§ What is being asked:
Output all records precisely as written.

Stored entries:
[start]

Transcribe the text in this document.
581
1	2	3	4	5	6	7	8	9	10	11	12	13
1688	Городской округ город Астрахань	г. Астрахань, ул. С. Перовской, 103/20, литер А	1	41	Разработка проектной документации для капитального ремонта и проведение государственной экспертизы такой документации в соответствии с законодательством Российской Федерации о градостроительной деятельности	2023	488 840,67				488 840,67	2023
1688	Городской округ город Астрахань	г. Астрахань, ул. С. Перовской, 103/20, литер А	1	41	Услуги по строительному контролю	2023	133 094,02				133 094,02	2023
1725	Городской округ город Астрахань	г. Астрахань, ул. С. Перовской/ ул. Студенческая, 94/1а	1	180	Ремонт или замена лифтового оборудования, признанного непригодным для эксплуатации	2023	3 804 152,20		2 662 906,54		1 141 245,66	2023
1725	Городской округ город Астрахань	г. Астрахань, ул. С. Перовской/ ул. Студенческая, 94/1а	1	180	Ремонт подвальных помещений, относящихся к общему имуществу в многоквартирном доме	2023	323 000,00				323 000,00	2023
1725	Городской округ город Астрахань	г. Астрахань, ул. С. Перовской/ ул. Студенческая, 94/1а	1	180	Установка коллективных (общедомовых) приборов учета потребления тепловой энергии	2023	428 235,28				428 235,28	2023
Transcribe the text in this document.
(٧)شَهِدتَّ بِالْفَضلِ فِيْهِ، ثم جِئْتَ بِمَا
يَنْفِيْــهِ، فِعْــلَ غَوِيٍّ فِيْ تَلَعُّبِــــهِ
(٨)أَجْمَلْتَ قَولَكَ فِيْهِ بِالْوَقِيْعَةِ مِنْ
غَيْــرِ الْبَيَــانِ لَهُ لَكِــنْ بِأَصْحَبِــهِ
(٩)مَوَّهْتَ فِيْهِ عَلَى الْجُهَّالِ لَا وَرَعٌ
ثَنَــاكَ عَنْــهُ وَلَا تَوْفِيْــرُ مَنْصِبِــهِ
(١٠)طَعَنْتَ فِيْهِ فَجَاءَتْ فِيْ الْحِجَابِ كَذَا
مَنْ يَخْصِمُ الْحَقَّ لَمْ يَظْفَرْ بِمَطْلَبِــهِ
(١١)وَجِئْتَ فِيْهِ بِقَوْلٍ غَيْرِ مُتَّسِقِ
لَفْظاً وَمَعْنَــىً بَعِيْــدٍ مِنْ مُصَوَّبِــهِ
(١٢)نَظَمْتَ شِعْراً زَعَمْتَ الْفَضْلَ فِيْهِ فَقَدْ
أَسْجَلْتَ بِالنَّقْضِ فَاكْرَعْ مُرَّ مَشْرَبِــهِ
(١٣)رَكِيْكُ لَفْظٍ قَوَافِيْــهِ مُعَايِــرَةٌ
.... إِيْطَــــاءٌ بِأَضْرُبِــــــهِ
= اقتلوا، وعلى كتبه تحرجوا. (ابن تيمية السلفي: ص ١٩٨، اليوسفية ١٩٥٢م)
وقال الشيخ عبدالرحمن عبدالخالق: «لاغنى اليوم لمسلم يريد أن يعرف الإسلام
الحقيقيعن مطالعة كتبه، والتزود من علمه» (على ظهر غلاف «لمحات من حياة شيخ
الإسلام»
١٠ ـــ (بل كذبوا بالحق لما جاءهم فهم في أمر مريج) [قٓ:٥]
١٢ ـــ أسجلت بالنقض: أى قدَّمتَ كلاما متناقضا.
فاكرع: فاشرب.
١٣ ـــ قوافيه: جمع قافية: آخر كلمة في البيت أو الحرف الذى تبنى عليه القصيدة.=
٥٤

[end]

§ Answer to the problem:
Transcribe the text in this document.
581
1	2	3	4	5	6	7	8	9	10	11	12	13
1688	Городской округ город Астрахань	г. Астрахань, ул. С. Перовской, 103/20, литер А	1	41	Разработка проектной документации для капитального ремонта и проведение государственной экспертизы такой документации в соответствии с законодательством Российской Федерации о градостроительной деятельности	2023	488 840,67				488 840,67	2023
1688	Городской округ город Астрахань	г. Астрахань, ул. С. Перовской, 103/20, литер А	1	41	Услуги по строительному контролю	2023	133 094,02				133 094,02	2023
1725	Городской округ город Астрахань	г. Астрахань, ул. С. Перовской/ ул. Студенческая, 94/1а	1	180	Ремонт или замена лифтового оборудования, признанного непригодным для эксплуатации	2023	3 804 152,20		2 662 906,54		1 141 245,66	2023
1725	Городской округ город Астрахань	г. Астрахань, ул. С. Перовской/ ул. Студенческая, 94/1а	1	180	Ремонт подвальных помещений, относящихся к общему имуществу в многоквартирном доме	2023	323 000,00				323 000,00	2023
1725	Городской округ город Астрахань	г. Астрахань, ул. С. Перовской/ ул. Студенческая, 94/1а	1	180	Установка коллективных (общедомовых) приборов учета потребления тепловой энергии	2023	428 235,28				428 235,28	2023
Transcribe the text in this document.
(٧)شَهِدتَّ بِالْفَضلِ فِيْهِ، ثم جِئْتَ بِمَا
يَنْفِيْــهِ، فِعْــلَ غَوِيٍّ فِيْ تَلَعُّبِــــهِ
(٨)أَجْمَلْتَ قَولَكَ فِيْهِ بِالْوَقِيْعَةِ مِنْ
غَيْــرِ الْبَيَــانِ لَهُ لَكِــنْ بِأَصْحَبِــهِ
(٩)مَوَّهْتَ فِيْهِ عَلَى الْجُهَّالِ لَا وَرَعٌ
ثَنَــاكَ عَنْــهُ وَلَا تَوْفِيْــرُ مَنْصِبِــهِ
(١٠)طَعَنْتَ فِيْهِ فَجَاءَتْ فِيْ الْحِجَابِ كَذَا
مَنْ يَخْصِمُ الْحَقَّ لَمْ يَظْفَرْ بِمَطْلَبِــهِ
(١١)وَجِئْتَ فِيْهِ بِقَوْلٍ غَيْرِ مُتَّسِقِ
لَفْظاً وَمَعْنَــىً بَعِيْــدٍ مِنْ مُصَوَّبِــهِ
(١٢)نَظَمْتَ شِعْراً زَعَمْتَ الْفَضْلَ فِيْهِ فَقَدْ
أَسْجَلْتَ بِالنَّقْضِ فَاكْرَعْ مُرَّ مَشْرَبِــهِ
(١٣)رَكِيْكُ لَفْظٍ قَوَافِيْــهِ مُعَايِــرَةٌ
.... إِيْطَــــاءٌ بِأَضْرُبِــــــهِ
= اقتلوا، وعلى كتبه تحرجوا. (ابن تيمية السلفي: ص ١٩٨، اليوسفية ١٩٥٢م)
وقال الشيخ عبدالرحمن عبدالخالق: «لاغنى اليوم لمسلم يريد أن يعرف الإسلام
الحقيقيعن مطالعة كتبه، والتزود من علمه» (على ظهر غلاف «لمحات من حياة شيخ
الإسلام»
١٠ ـــ (بل كذبوا بالحق لما جاءهم فهم في أمر مريج) [قٓ:٥]
١٢ ـــ أسجلت بالنقض: أى قدَّمتَ كلاما متناقضا.
فاكرع: فاشرب.
١٣ ـــ قوافيه: جمع قافية: آخر كلمة في البيت أو الحرف الذى تبنى عليه القصيدة.=
٥٤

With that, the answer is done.